__Challenge__.
Check each line of the material below, and copy it if it holds the string "screenshot".

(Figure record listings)
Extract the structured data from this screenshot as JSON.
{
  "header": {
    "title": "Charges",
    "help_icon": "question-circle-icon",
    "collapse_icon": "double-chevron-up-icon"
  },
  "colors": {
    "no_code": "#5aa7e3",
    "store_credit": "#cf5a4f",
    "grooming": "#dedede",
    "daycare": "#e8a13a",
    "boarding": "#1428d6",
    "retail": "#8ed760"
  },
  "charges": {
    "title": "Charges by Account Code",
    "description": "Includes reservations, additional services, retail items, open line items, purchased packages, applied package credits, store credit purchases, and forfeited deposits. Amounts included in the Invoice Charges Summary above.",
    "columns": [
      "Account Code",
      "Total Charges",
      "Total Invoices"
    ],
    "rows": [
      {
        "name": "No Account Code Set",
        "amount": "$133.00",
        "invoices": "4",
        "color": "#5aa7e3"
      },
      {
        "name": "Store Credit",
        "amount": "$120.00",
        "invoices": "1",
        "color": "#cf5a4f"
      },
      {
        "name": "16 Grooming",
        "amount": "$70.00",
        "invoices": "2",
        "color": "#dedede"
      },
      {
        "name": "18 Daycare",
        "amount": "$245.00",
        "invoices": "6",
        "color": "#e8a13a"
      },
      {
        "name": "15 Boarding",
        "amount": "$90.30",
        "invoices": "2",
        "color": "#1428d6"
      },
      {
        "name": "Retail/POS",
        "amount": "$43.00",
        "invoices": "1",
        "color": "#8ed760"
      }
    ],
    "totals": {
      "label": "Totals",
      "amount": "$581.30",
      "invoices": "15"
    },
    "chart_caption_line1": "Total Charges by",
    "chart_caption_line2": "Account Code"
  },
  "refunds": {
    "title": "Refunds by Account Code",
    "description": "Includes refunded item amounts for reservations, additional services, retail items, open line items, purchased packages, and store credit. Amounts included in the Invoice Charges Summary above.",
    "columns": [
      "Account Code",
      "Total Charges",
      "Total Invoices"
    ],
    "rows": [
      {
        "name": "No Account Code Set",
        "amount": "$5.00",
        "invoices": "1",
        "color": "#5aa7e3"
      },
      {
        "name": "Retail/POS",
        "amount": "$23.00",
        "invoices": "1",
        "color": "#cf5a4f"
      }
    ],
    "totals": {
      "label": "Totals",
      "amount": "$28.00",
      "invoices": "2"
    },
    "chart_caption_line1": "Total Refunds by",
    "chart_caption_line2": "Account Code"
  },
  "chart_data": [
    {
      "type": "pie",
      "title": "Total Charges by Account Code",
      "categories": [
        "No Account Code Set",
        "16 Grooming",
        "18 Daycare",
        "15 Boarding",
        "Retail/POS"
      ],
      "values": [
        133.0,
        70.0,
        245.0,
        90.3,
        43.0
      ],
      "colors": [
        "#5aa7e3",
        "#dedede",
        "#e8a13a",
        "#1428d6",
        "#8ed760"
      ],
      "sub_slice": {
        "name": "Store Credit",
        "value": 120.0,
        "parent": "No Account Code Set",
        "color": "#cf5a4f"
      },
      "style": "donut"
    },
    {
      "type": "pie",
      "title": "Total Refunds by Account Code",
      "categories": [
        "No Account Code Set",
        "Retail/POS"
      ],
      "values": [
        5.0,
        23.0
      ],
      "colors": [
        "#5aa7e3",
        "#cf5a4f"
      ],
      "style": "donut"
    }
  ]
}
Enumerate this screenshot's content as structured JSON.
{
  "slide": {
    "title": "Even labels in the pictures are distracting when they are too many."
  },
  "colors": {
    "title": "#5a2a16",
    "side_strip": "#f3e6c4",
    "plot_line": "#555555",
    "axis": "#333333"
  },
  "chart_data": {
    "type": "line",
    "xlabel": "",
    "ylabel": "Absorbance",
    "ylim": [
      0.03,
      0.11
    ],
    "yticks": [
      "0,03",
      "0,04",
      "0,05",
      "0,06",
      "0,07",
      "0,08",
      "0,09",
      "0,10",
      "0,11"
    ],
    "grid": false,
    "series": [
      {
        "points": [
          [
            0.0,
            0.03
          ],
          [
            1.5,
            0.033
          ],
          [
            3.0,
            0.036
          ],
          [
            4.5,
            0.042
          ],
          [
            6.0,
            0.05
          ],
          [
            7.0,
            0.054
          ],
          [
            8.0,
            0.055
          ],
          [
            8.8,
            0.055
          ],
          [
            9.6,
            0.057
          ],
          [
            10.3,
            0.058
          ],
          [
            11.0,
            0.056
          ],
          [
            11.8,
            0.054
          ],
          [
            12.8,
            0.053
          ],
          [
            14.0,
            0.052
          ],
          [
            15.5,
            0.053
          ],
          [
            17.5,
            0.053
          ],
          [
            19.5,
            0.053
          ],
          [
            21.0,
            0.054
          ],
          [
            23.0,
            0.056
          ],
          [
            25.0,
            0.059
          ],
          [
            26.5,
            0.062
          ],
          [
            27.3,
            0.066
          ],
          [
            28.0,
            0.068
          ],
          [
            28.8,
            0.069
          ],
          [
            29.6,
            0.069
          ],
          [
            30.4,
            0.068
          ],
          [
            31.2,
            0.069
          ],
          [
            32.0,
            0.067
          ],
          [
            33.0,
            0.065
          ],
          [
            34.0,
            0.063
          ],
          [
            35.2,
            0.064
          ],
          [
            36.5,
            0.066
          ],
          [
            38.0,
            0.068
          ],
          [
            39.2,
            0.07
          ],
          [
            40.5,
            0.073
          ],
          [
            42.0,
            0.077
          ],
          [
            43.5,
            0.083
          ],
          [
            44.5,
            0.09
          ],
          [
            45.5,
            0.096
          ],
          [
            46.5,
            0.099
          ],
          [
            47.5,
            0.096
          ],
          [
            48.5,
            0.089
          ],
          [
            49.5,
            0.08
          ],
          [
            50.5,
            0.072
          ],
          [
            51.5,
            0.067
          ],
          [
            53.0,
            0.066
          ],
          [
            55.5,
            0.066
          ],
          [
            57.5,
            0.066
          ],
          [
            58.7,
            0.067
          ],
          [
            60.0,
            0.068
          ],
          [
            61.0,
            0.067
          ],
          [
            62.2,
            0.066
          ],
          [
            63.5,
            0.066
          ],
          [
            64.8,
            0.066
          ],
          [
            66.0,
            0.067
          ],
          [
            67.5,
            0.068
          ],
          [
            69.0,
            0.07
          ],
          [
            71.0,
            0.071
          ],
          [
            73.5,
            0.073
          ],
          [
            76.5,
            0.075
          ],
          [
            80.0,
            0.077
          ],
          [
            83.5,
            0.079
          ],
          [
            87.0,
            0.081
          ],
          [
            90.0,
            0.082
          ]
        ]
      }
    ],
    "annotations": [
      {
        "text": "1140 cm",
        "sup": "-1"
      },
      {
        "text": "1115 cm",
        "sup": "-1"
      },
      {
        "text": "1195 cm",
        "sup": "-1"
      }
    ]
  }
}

__Exercise result__.
Extract the structured data from this screenshot as JSON.
Enumerate this screenshot's content as structured JSON.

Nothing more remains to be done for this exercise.